Stored data entries
□ □ □ □

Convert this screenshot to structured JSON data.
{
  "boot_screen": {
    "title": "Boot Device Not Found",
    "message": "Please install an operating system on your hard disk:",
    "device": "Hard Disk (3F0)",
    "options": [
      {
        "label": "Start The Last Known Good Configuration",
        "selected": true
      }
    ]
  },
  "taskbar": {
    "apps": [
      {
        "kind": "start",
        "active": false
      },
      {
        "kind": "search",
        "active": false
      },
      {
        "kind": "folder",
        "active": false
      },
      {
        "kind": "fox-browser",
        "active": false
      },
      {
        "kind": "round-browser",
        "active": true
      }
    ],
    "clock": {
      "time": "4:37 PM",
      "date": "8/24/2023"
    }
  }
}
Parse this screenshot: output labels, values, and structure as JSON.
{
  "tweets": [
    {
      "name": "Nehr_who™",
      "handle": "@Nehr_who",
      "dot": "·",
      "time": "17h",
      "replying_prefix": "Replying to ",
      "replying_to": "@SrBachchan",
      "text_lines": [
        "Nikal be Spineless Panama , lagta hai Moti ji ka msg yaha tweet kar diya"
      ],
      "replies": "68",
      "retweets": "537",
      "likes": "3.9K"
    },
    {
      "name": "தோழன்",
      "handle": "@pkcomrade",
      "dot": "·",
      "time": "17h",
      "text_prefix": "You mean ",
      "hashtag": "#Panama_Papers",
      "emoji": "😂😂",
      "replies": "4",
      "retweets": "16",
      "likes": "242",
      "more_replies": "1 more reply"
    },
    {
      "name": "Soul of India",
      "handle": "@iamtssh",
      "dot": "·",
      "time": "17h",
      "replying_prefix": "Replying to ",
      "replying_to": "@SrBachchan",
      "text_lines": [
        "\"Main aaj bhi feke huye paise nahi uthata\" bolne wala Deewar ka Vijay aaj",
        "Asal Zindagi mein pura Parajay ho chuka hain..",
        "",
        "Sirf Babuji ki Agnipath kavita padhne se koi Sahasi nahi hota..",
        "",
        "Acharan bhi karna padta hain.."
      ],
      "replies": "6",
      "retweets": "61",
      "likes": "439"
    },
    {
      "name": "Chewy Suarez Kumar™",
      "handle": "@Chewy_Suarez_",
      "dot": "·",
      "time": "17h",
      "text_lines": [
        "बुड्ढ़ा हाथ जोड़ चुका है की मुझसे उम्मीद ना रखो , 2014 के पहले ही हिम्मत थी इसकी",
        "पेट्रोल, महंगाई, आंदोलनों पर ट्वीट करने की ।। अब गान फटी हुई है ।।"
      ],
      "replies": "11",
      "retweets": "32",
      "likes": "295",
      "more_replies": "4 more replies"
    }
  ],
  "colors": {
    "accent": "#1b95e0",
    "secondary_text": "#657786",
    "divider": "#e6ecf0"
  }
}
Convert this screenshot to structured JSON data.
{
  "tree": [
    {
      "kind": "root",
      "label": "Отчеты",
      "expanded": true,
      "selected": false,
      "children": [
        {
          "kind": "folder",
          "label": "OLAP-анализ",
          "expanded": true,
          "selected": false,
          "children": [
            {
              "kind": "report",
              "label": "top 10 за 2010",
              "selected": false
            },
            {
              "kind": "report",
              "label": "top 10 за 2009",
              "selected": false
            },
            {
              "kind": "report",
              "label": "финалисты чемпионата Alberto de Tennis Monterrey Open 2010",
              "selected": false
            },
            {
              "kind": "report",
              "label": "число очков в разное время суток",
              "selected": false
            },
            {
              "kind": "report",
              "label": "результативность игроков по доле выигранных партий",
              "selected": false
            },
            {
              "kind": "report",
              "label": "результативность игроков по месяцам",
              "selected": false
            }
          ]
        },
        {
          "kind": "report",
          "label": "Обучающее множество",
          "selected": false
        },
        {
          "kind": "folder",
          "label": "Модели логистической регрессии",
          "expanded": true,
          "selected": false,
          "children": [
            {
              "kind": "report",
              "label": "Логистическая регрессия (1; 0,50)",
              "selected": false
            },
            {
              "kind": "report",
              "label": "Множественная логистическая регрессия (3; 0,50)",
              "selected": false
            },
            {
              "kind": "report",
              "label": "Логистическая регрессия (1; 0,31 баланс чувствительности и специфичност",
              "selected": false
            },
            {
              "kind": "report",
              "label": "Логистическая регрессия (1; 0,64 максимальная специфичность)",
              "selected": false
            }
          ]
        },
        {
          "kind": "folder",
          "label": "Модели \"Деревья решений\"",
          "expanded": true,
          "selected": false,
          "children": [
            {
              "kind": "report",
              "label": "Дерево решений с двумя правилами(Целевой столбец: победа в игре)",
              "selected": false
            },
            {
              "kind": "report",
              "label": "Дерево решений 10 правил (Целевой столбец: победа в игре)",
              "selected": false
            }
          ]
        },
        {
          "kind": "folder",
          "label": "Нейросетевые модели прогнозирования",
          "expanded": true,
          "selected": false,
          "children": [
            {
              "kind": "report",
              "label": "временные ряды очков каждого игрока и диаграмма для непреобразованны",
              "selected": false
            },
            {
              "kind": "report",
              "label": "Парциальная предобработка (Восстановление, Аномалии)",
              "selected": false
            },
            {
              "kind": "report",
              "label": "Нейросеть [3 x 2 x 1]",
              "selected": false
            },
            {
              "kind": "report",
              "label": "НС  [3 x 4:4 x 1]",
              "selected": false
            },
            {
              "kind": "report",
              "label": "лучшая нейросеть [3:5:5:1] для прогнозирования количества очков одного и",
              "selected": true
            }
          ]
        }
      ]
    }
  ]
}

□ □ □ □

__Aim of the task__
Locate the word "hain" in the records above, and return each line that has it.

__Written response__
        "Asal Zindagi mein pura Parajay ho chuka hain..",
        "Acharan bhi karna padta hain.."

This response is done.